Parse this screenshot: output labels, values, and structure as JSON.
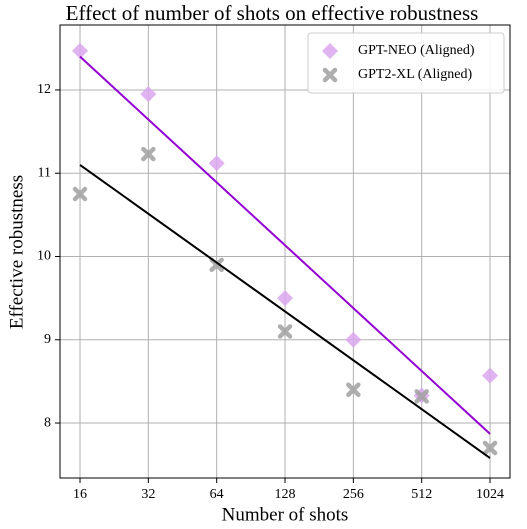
{
  "chart_data": {
    "type": "scatter",
    "title": "Effect of number of shots on effective robustness",
    "x_label": "Number of shots",
    "y_label": "Effective robustness",
    "xscale": "log",
    "grid": true,
    "legend": "upper right",
    "xlim": [
      13.06,
      1254
    ],
    "xticks": [
      16,
      32,
      64,
      128,
      256,
      512,
      1024
    ],
    "ylim": [
      7.34,
      12.78
    ],
    "yticks": [
      8,
      9,
      10,
      11,
      12
    ],
    "series": [
      {
        "name": "GPT-NEO (Aligned)",
        "color": "#dba6ee",
        "marker": "diamond",
        "x": [
          16,
          32,
          64,
          128,
          256,
          512,
          1024
        ],
        "values": [
          12.47,
          11.95,
          11.12,
          9.5,
          9.0,
          8.33,
          8.57
        ],
        "fit": {
          "color": "#9400d3",
          "x": [
            16,
            1024
          ],
          "values": [
            12.4,
            7.87
          ]
        }
      },
      {
        "name": "GPT2-XL (Aligned)",
        "color": "#a0a0a0",
        "marker": "x",
        "x": [
          16,
          32,
          64,
          128,
          256,
          512,
          1024
        ],
        "values": [
          10.75,
          11.23,
          9.9,
          9.1,
          8.4,
          8.32,
          7.7
        ],
        "fit": {
          "color": "#000000",
          "x": [
            16,
            1024
          ],
          "values": [
            11.1,
            7.58
          ]
        }
      }
    ]
  }
}
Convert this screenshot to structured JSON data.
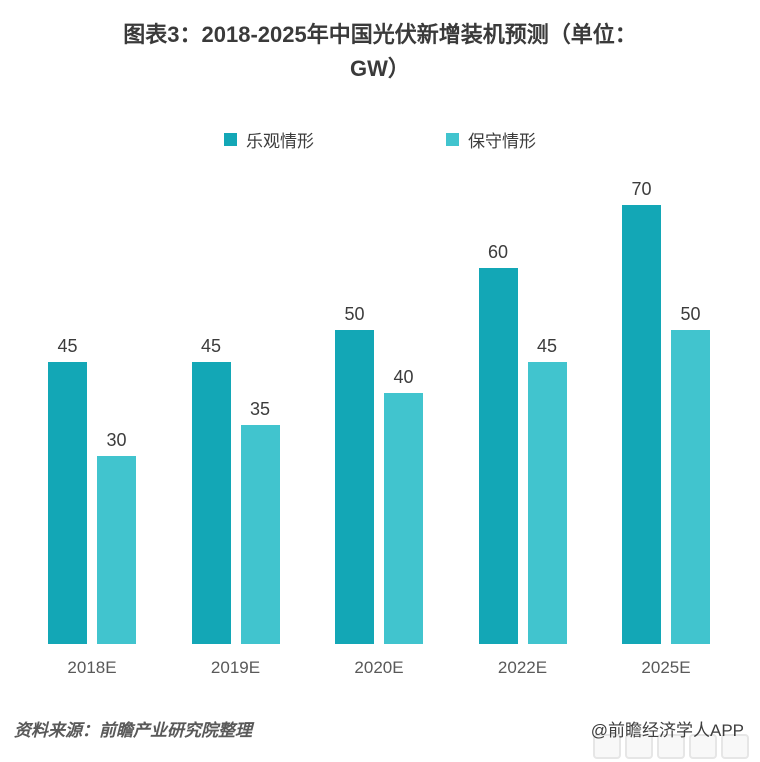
{
  "header": {
    "title_line1": "图表3：2018-2025年中国光伏新增装机预测（单位：",
    "title_line2": "GW）"
  },
  "chart_data": {
    "type": "bar",
    "title": "图表3：2018-2025年中国光伏新增装机预测（单位：GW）",
    "unit": "GW",
    "categories": [
      "2018E",
      "2019E",
      "2020E",
      "2022E",
      "2025E"
    ],
    "series": [
      {
        "name": "乐观情形",
        "color": "#13a7b6",
        "values": [
          45,
          45,
          50,
          60,
          70
        ]
      },
      {
        "name": "保守情形",
        "color": "#41c4ce",
        "values": [
          30,
          35,
          40,
          45,
          50
        ]
      }
    ],
    "xlabel": "",
    "ylabel": "",
    "ylim": [
      0,
      75
    ],
    "grid": false,
    "legend_position": "top",
    "data_labels": true,
    "axis_visible": false
  },
  "footer": {
    "source": "资料来源：前瞻产业研究院整理",
    "credit": "@前瞻经济学人APP"
  },
  "colors": {
    "series_optimistic": "#13a7b6",
    "series_conservative": "#41c4ce",
    "title_text": "#3a3a3a",
    "value_label_text": "#3c3c3c",
    "axis_label_text": "#595959",
    "source_text": "#595959",
    "credit_text": "#3d3d3d",
    "background": "#ffffff"
  }
}
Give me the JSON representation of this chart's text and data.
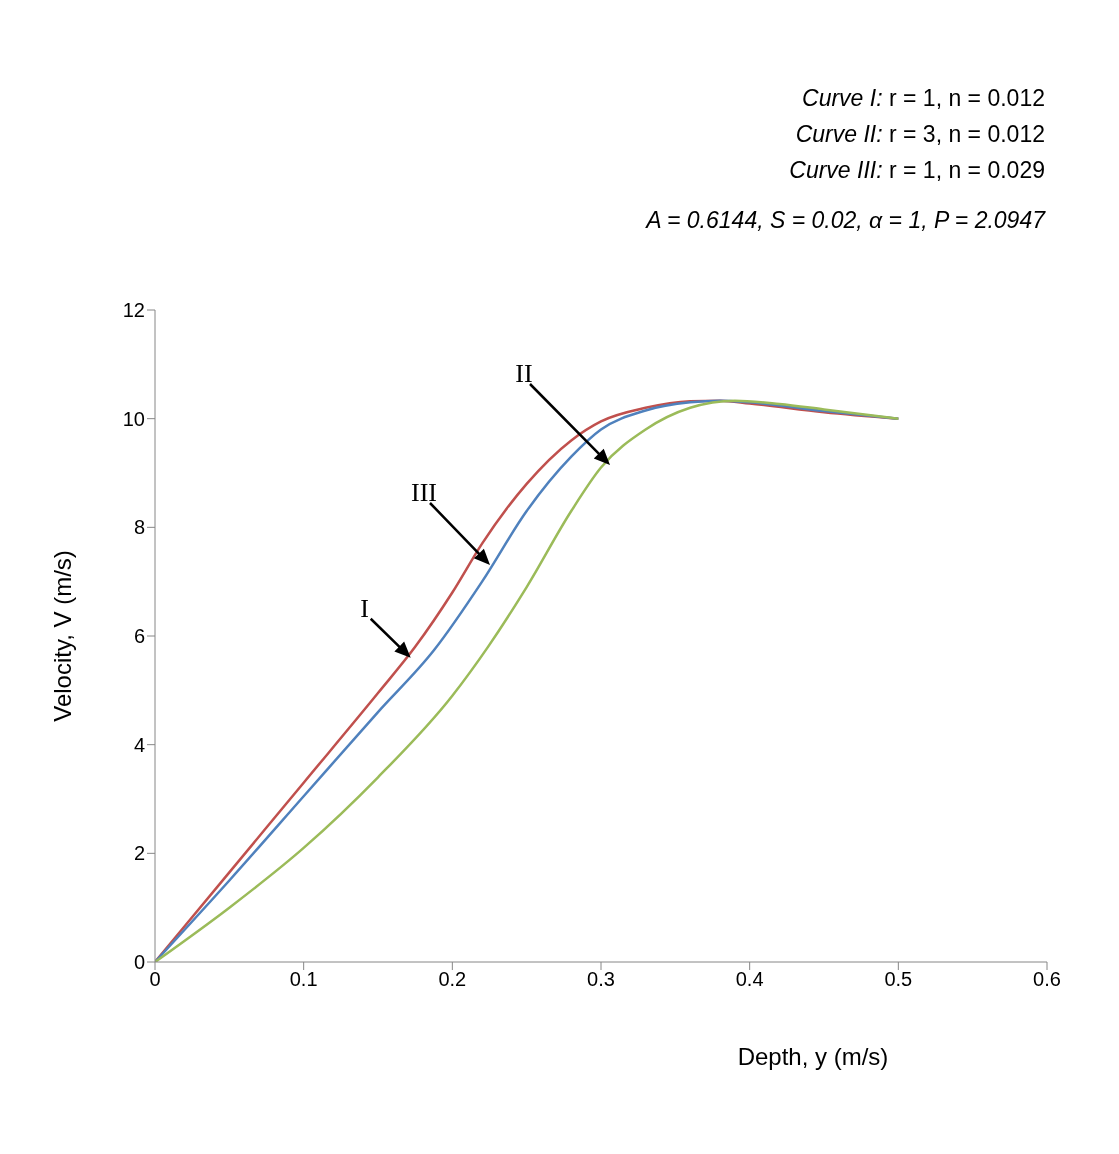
{
  "chart_data": {
    "type": "line",
    "xlabel": "Depth, y (m/s)",
    "ylabel": "Velocity, V (m/s)",
    "series": [
      {
        "color": "#c0504d",
        "x": [
          0,
          0.05,
          0.1,
          0.15,
          0.175,
          0.2,
          0.22,
          0.25,
          0.28,
          0.3,
          0.33,
          0.36,
          0.38,
          0.4,
          0.45,
          0.5
        ],
        "values": [
          0,
          1.65,
          3.3,
          4.95,
          5.8,
          6.8,
          7.7,
          8.8,
          9.6,
          9.95,
          10.2,
          10.32,
          10.33,
          10.28,
          10.12,
          10.0
        ]
      },
      {
        "color": "#4f81bd",
        "x": [
          0,
          0.05,
          0.1,
          0.15,
          0.188,
          0.22,
          0.25,
          0.28,
          0.3,
          0.33,
          0.36,
          0.38,
          0.4,
          0.45,
          0.5
        ],
        "values": [
          0,
          1.5,
          3.05,
          4.6,
          5.75,
          7.0,
          8.3,
          9.3,
          9.8,
          10.15,
          10.3,
          10.33,
          10.3,
          10.14,
          10.0
        ]
      },
      {
        "color": "#9bbb59",
        "x": [
          0,
          0.05,
          0.1,
          0.15,
          0.2,
          0.224,
          0.25,
          0.28,
          0.3,
          0.33,
          0.36,
          0.39,
          0.42,
          0.45,
          0.5
        ],
        "values": [
          0,
          1.0,
          2.1,
          3.4,
          4.9,
          5.8,
          6.9,
          8.3,
          9.1,
          9.8,
          10.2,
          10.33,
          10.27,
          10.17,
          10.0
        ]
      }
    ],
    "xlim": [
      0,
      0.6
    ],
    "xticks": [
      0,
      0.1,
      0.2,
      0.3,
      0.4,
      0.5,
      0.6
    ],
    "ylim": [
      0,
      12
    ],
    "yticks": [
      0,
      2,
      4,
      6,
      8,
      10,
      12
    ],
    "grid": false,
    "legend": false,
    "marker": "none",
    "line_style": "solid",
    "annotations": [
      "Curve I: r = 1, n = 0.012",
      "Curve II: r = 3, n = 0.012",
      "Curve III: r = 1, n = 0.029",
      "A = 0.6144, S = 0.02, α = 1, P = 2.0947",
      {
        "text": "I",
        "x": 0.172,
        "y": 5.6
      },
      "III",
      "II"
    ]
  }
}
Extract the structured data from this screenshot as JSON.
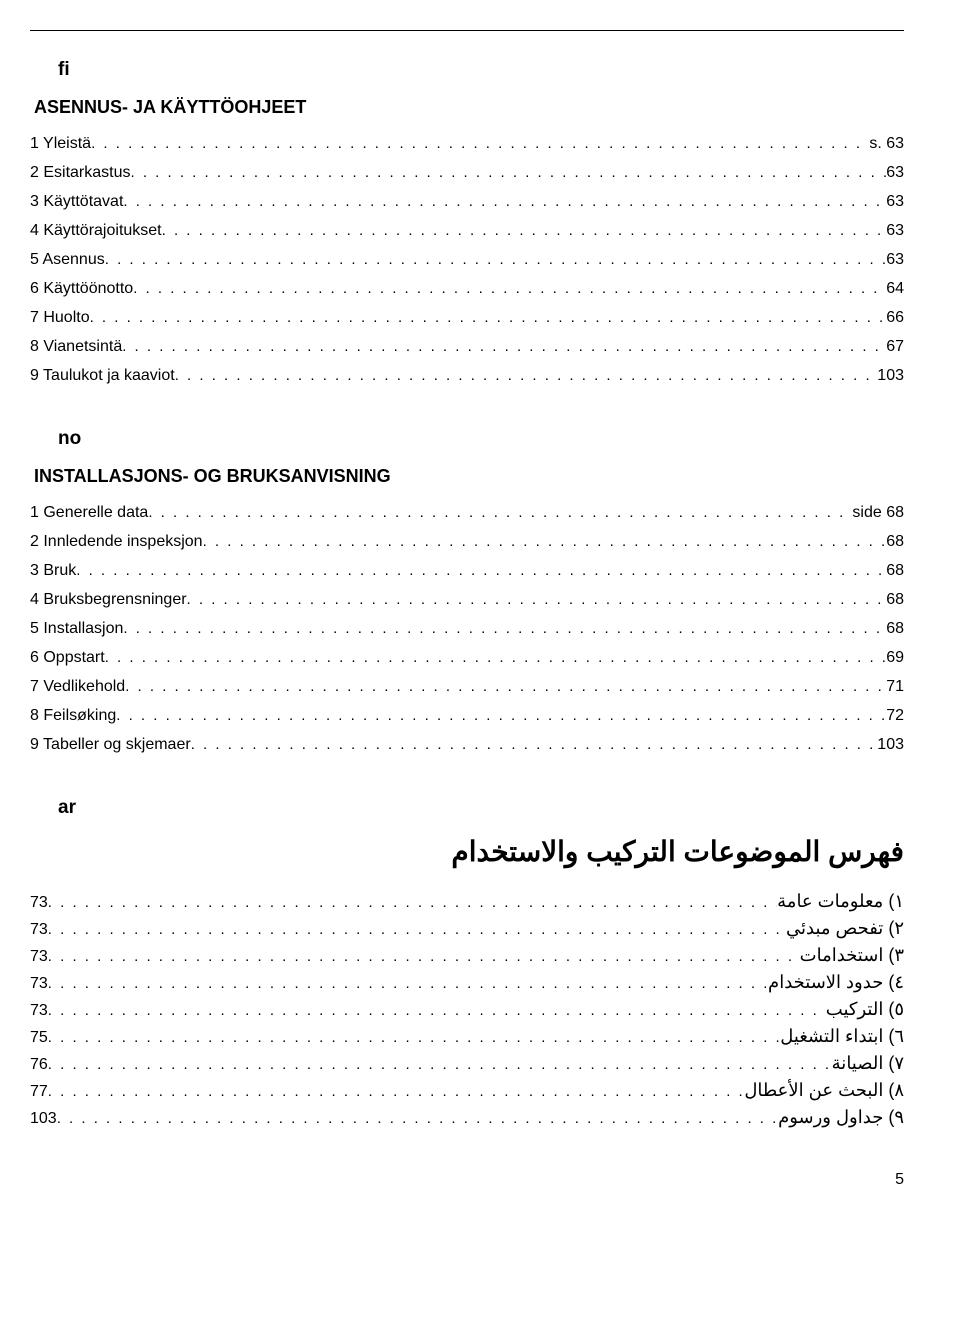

-------

Copy out each line word for word, please, skipping the images.

Parse this screenshot: output labels, values, and structure as JSON.
{
  "chart_data": {
    "type": "scatter",
    "title": "Effect of number of shots on effective robustness",
    "x_label": "Number of shots",
    "y_label": "Effective robustness",
    "xscale": "log",
    "grid": true,
    "legend": "upper right",
    "xlim": [
      13.06,
      1254
    ],
    "xticks": [
      16,
      32,
      64,
      128,
      256,
      512,
      1024
    ],
    "ylim": [
      7.34,
      12.78
    ],
    "yticks": [
      8,
      9,
      10,
      11,
      12
    ],
    "series": [
      {
        "name": "GPT-NEO (Aligned)",
        "color": "#dba6ee",
        "marker": "diamond",
        "x": [
          16,
          32,
          64,
          128,
          256,
          512,
          1024
        ],
        "values": [
          12.47,
          11.95,
          11.12,
          9.5,
          9.0,
          8.33,
          8.57
        ],
        "fit": {
          "color": "#9400d3",
          "x": [
            16,
            1024
          ],
          "values": [
            12.4,
            7.87
          ]
        }
      },
      {
        "name": "GPT2-XL (Aligned)",
        "color": "#a0a0a0",
        "marker": "x",
        "x": [
          16,
          32,
          64,
          128,
          256,
          512,
          1024
        ],
        "values": [
          10.75,
          11.23,
          9.9,
          9.1,
          8.4,
          8.32,
          7.7
        ],
        "fit": {
          "color": "#000000",
          "x": [
            16,
            1024
          ],
          "values": [
            11.1,
            7.58
          ]
        }
      }
    ]
  }
}
Convert this screenshot to structured JSON data.
{
  "header": {
    "title_line1": "图表3：2018-2025年中国光伏新增装机预测（单位：",
    "title_line2": "GW）"
  },
  "chart_data": {
    "type": "bar",
    "title": "图表3：2018-2025年中国光伏新增装机预测（单位：GW）",
    "unit": "GW",
    "categories": [
      "2018E",
      "2019E",
      "2020E",
      "2022E",
      "2025E"
    ],
    "series": [
      {
        "name": "乐观情形",
        "color": "#13a7b6",
        "values": [
          45,
          45,
          50,
          60,
          70
        ]
      },
      {
        "name": "保守情形",
        "color": "#41c4ce",
        "values": [
          30,
          35,
          40,
          45,
          50
        ]
      }
    ],
    "xlabel": "",
    "ylabel": "",
    "ylim": [
      0,
      75
    ],
    "grid": false,
    "legend_position": "top",
    "data_labels": true,
    "axis_visible": false
  },
  "footer": {
    "source": "资料来源：前瞻产业研究院整理",
    "credit": "@前瞻经济学人APP"
  },
  "colors": {
    "series_optimistic": "#13a7b6",
    "series_conservative": "#41c4ce",
    "title_text": "#3a3a3a",
    "value_label_text": "#3c3c3c",
    "axis_label_text": "#595959",
    "source_text": "#595959",
    "credit_text": "#3d3d3d",
    "background": "#ffffff"
  }
}
Give me the JSON representation of this chart's text and data.
{
  "chart_data": {
    "type": "line",
    "xlabel": "Depth, y (m/s)",
    "ylabel": "Velocity, V (m/s)",
    "series": [
      {
        "color": "#c0504d",
        "x": [
          0,
          0.05,
          0.1,
          0.15,
          0.175,
          0.2,
          0.22,
          0.25,
          0.28,
          0.3,
          0.33,
          0.36,
          0.38,
          0.4,
          0.45,
          0.5
        ],
        "values": [
          0,
          1.65,
          3.3,
          4.95,
          5.8,
          6.8,
          7.7,
          8.8,
          9.6,
          9.95,
          10.2,
          10.32,
          10.33,
          10.28,
          10.12,
          10.0
        ]
      },
      {
        "color": "#4f81bd",
        "x": [
          0,
          0.05,
          0.1,
          0.15,
          0.188,
          0.22,
          0.25,
          0.28,
          0.3,
          0.33,
          0.36,
          0.38,
          0.4,
          0.45,
          0.5
        ],
        "values": [
          0,
          1.5,
          3.05,
          4.6,
          5.75,
          7.0,
          8.3,
          9.3,
          9.8,
          10.15,
          10.3,
          10.33,
          10.3,
          10.14,
          10.0
        ]
      },
      {
        "color": "#9bbb59",
        "x": [
          0,
          0.05,
          0.1,
          0.15,
          0.2,
          0.224,
          0.25,
          0.28,
          0.3,
          0.33,
          0.36,
          0.39,
          0.42,
          0.45,
          0.5
        ],
        "values": [
          0,
          1.0,
          2.1,
          3.4,
          4.9,
          5.8,
          6.9,
          8.3,
          9.1,
          9.8,
          10.2,
          10.33,
          10.27,
          10.17,
          10.0
        ]
      }
    ],
    "xlim": [
      0,
      0.6
    ],
    "xticks": [
      0,
      0.1,
      0.2,
      0.3,
      0.4,
      0.5,
      0.6
    ],
    "ylim": [
      0,
      12
    ],
    "yticks": [
      0,
      2,
      4,
      6,
      8,
      10,
      12
    ],
    "grid": false,
    "legend": false,
    "marker": "none",
    "line_style": "solid",
    "annotations": [
      "Curve I: r = 1, n = 0.012",
      "Curve II: r = 3, n = 0.012",
      "Curve III: r = 1, n = 0.029",
      "A = 0.6144, S = 0.02, α = 1, P = 2.0947",
      {
        "text": "I",
        "x": 0.172,
        "y": 5.6
      },
      "III",
      "II"
    ]
  }
}
Extract the structured data from this screenshot as JSON.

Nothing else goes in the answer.